→ **TASK DIRECTIONS**
Skip the pictures. Reproduce all other material exactly.

++++ ITEMS ++++

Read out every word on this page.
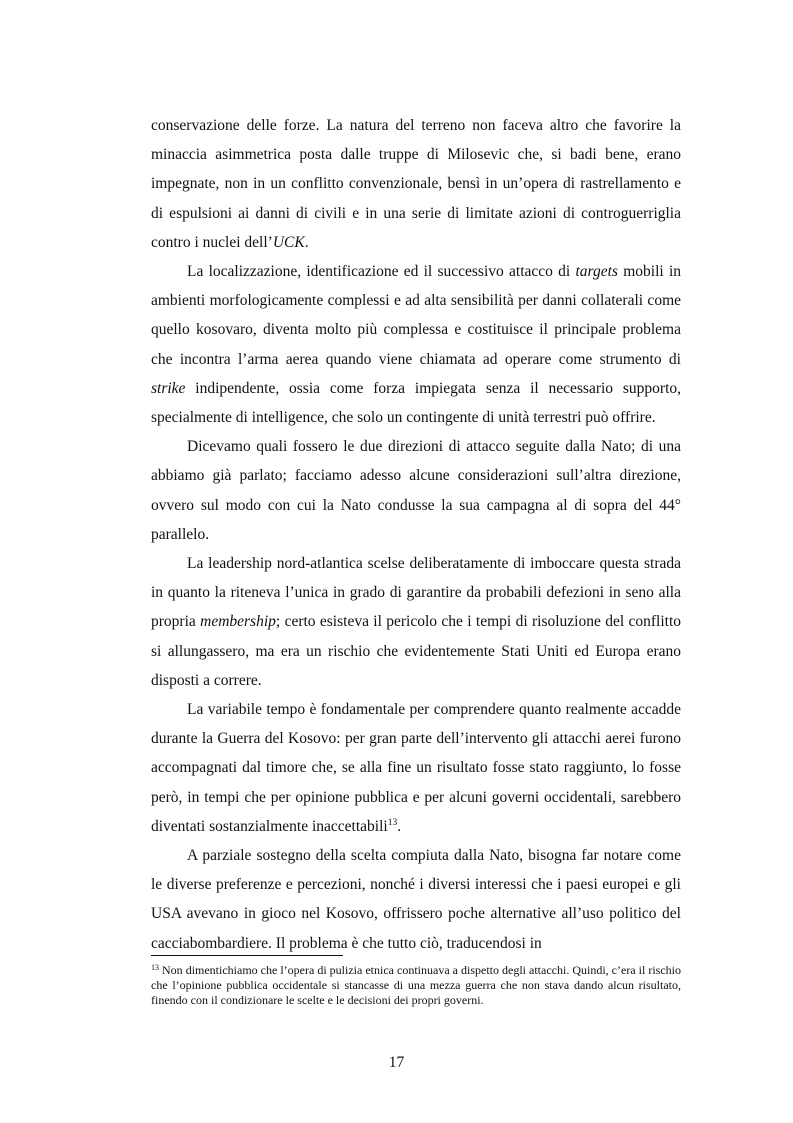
conservazione delle forze. La natura del terreno non faceva altro che favorire la minaccia asimmetrica posta dalle truppe di Milosevic che, si badi bene, erano impegnate, non in un conflitto convenzionale, bensì in un’opera di rastrellamento e di espulsioni ai danni di civili e in una serie di limitate azioni di controguerriglia contro i nuclei dell’UCK.

La localizzazione, identificazione ed il successivo attacco di targets mobili in ambienti morfologicamente complessi e ad alta sensibilità per danni collaterali come quello kosovaro, diventa molto più complessa e costituisce il principale problema che incontra l’arma aerea quando viene chiamata ad operare come strumento di strike indipendente, ossia come forza impiegata senza il necessario supporto, specialmente di intelligence, che solo un contingente di unità terrestri può offrire.

Dicevamo quali fossero le due direzioni di attacco seguite dalla Nato; di una abbiamo già parlato; facciamo adesso alcune considerazioni sull’altra direzione, ovvero sul modo con cui la Nato condusse la sua campagna al di sopra del 44° parallelo.

La leadership nord-atlantica scelse deliberatamente di imboccare questa strada in quanto la riteneva l’unica in grado di garantire da probabili defezioni in seno alla propria membership; certo esisteva il pericolo che i tempi di risoluzione del conflitto si allungassero, ma era un rischio che evidentemente Stati Uniti ed Europa erano disposti a correre.

La variabile tempo è fondamentale per comprendere quanto realmente accadde durante la Guerra del Kosovo: per gran parte dell’intervento gli attacchi aerei furono accompagnati dal timore che, se alla fine un risultato fosse stato raggiunto, lo fosse però, in tempi che per opinione pubblica e per alcuni governi occidentali, sarebbero diventati sostanzialmente inaccettabili$^{13}$.

A parziale sostegno della scelta compiuta dalla Nato, bisogna far notare come le diverse preferenze e percezioni, nonché i diversi interessi che i paesi europei e gli USA avevano in gioco nel Kosovo, offrissero poche alternative all’uso politico del cacciabombardiere. Il problema è che tutto ciò, traducendosi in

$^{13}$ Non dimentichiamo che l’opera di pulizia etnica continuava a dispetto degli attacchi. Quindi, c’era il rischio che l’opinione pubblica occidentale si stancasse di una mezza guerra che non stava dando alcun risultato, finendo con il condizionare le scelte e le decisioni dei propri governi.
17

++++

→ **RESULT OF THIS EXERCISE**
Read out every word on this page.
conservazione delle forze. La natura del terreno non faceva altro che favorire la minaccia asimmetrica posta dalle truppe di Milosevic che, si badi bene, erano impegnate, non in un conflitto convenzionale, bensì in un’opera di rastrellamento e di espulsioni ai danni di civili e in una serie di limitate azioni di controguerriglia contro i nuclei dell’UCK.

La localizzazione, identificazione ed il successivo attacco di targets mobili in ambienti morfologicamente complessi e ad alta sensibilità per danni collaterali come quello kosovaro, diventa molto più complessa e costituisce il principale problema che incontra l’arma aerea quando viene chiamata ad operare come strumento di strike indipendente, ossia come forza impiegata senza il necessario supporto, specialmente di intelligence, che solo un contingente di unità terrestri può offrire.

Dicevamo quali fossero le due direzioni di attacco seguite dalla Nato; di una abbiamo già parlato; facciamo adesso alcune considerazioni sull’altra direzione, ovvero sul modo con cui la Nato condusse la sua campagna al di sopra del 44° parallelo.

La leadership nord-atlantica scelse deliberatamente di imboccare questa strada in quanto la riteneva l’unica in grado di garantire da probabili defezioni in seno alla propria membership; certo esisteva il pericolo che i tempi di risoluzione del conflitto si allungassero, ma era un rischio che evidentemente Stati Uniti ed Europa erano disposti a correre.

La variabile tempo è fondamentale per comprendere quanto realmente accadde durante la Guerra del Kosovo: per gran parte dell’intervento gli attacchi aerei furono accompagnati dal timore che, se alla fine un risultato fosse stato raggiunto, lo fosse però, in tempi che per opinione pubblica e per alcuni governi occidentali, sarebbero diventati sostanzialmente inaccettabili$^{13}$.

A parziale sostegno della scelta compiuta dalla Nato, bisogna far notare come le diverse preferenze e percezioni, nonché i diversi interessi che i paesi europei e gli USA avevano in gioco nel Kosovo, offrissero poche alternative all’uso politico del cacciabombardiere. Il problema è che tutto ciò, traducendosi in

$^{13}$ Non dimentichiamo che l’opera di pulizia etnica continuava a dispetto degli attacchi. Quindi, c’era il rischio che l’opinione pubblica occidentale si stancasse di una mezza guerra che non stava dando alcun risultato, finendo con il condizionare le scelte e le decisioni dei propri governi.
17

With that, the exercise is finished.